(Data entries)
────────────────────

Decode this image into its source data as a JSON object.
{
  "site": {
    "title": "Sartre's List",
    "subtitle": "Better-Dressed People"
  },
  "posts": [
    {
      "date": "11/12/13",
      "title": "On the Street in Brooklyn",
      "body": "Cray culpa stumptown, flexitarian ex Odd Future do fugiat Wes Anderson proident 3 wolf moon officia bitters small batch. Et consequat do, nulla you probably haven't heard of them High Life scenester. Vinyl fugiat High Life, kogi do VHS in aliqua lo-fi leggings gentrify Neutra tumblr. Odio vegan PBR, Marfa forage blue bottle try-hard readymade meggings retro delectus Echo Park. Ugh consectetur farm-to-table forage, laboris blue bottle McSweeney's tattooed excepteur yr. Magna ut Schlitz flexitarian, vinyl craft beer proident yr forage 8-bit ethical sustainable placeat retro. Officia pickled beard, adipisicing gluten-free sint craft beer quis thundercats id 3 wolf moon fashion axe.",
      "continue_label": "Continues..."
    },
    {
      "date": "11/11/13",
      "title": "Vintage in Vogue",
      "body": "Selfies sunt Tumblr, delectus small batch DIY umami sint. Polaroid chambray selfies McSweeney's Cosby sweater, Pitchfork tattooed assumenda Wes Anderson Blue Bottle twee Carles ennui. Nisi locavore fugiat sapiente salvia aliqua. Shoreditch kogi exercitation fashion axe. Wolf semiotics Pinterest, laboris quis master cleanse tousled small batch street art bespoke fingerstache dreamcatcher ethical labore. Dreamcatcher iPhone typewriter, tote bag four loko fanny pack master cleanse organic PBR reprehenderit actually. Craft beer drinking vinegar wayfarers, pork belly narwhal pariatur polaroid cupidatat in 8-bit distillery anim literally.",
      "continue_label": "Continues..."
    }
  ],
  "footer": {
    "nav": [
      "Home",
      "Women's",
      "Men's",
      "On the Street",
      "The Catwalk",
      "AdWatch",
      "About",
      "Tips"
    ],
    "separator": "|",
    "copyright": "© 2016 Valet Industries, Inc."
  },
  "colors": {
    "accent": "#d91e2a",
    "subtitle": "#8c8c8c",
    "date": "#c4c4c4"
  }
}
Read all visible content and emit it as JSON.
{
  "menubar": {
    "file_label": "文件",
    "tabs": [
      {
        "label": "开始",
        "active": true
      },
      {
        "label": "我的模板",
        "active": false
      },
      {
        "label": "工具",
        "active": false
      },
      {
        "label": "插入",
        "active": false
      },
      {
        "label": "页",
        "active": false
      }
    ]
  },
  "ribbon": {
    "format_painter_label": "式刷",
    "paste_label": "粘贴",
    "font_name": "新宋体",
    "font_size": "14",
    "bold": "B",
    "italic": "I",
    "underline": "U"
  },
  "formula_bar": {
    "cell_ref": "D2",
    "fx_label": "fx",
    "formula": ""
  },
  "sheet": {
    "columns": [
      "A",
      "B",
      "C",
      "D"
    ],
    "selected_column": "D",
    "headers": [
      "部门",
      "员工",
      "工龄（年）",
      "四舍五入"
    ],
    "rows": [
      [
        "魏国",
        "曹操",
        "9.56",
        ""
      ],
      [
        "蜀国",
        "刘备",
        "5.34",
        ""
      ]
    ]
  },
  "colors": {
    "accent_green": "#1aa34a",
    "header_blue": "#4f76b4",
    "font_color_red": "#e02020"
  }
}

────────────────────

▶ [WRITTEN REQUEST]: Quote the whole listing above, leaving nothing out.

▶ [COMPLETED EXERCISE]:
Decode this image into its source data as a JSON object.
{
  "site": {
    "title": "Sartre's List",
    "subtitle": "Better-Dressed People"
  },
  "posts": [
    {
      "date": "11/12/13",
      "title": "On the Street in Brooklyn",
      "body": "Cray culpa stumptown, flexitarian ex Odd Future do fugiat Wes Anderson proident 3 wolf moon officia bitters small batch. Et consequat do, nulla you probably haven't heard of them High Life scenester. Vinyl fugiat High Life, kogi do VHS in aliqua lo-fi leggings gentrify Neutra tumblr. Odio vegan PBR, Marfa forage blue bottle try-hard readymade meggings retro delectus Echo Park. Ugh consectetur farm-to-table forage, laboris blue bottle McSweeney's tattooed excepteur yr. Magna ut Schlitz flexitarian, vinyl craft beer proident yr forage 8-bit ethical sustainable placeat retro. Officia pickled beard, adipisicing gluten-free sint craft beer quis thundercats id 3 wolf moon fashion axe.",
      "continue_label": "Continues..."
    },
    {
      "date": "11/11/13",
      "title": "Vintage in Vogue",
      "body": "Selfies sunt Tumblr, delectus small batch DIY umami sint. Polaroid chambray selfies McSweeney's Cosby sweater, Pitchfork tattooed assumenda Wes Anderson Blue Bottle twee Carles ennui. Nisi locavore fugiat sapiente salvia aliqua. Shoreditch kogi exercitation fashion axe. Wolf semiotics Pinterest, laboris quis master cleanse tousled small batch street art bespoke fingerstache dreamcatcher ethical labore. Dreamcatcher iPhone typewriter, tote bag four loko fanny pack master cleanse organic PBR reprehenderit actually. Craft beer drinking vinegar wayfarers, pork belly narwhal pariatur polaroid cupidatat in 8-bit distillery anim literally.",
      "continue_label": "Continues..."
    }
  ],
  "footer": {
    "nav": [
      "Home",
      "Women's",
      "Men's",
      "On the Street",
      "The Catwalk",
      "AdWatch",
      "About",
      "Tips"
    ],
    "separator": "|",
    "copyright": "© 2016 Valet Industries, Inc."
  },
  "colors": {
    "accent": "#d91e2a",
    "subtitle": "#8c8c8c",
    "date": "#c4c4c4"
  }
}
Read all visible content and emit it as JSON.
{
  "menubar": {
    "file_label": "文件",
    "tabs": [
      {
        "label": "开始",
        "active": true
      },
      {
        "label": "我的模板",
        "active": false
      },
      {
        "label": "工具",
        "active": false
      },
      {
        "label": "插入",
        "active": false
      },
      {
        "label": "页",
        "active": false
      }
    ]
  },
  "ribbon": {
    "format_painter_label": "式刷",
    "paste_label": "粘贴",
    "font_name": "新宋体",
    "font_size": "14",
    "bold": "B",
    "italic": "I",
    "underline": "U"
  },
  "formula_bar": {
    "cell_ref": "D2",
    "fx_label": "fx",
    "formula": ""
  },
  "sheet": {
    "columns": [
      "A",
      "B",
      "C",
      "D"
    ],
    "selected_column": "D",
    "headers": [
      "部门",
      "员工",
      "工龄（年）",
      "四舍五入"
    ],
    "rows": [
      [
        "魏国",
        "曹操",
        "9.56",
        ""
      ],
      [
        "蜀国",
        "刘备",
        "5.34",
        ""
      ]
    ]
  },
  "colors": {
    "accent_green": "#1aa34a",
    "header_blue": "#4f76b4",
    "font_color_red": "#e02020"
  }
}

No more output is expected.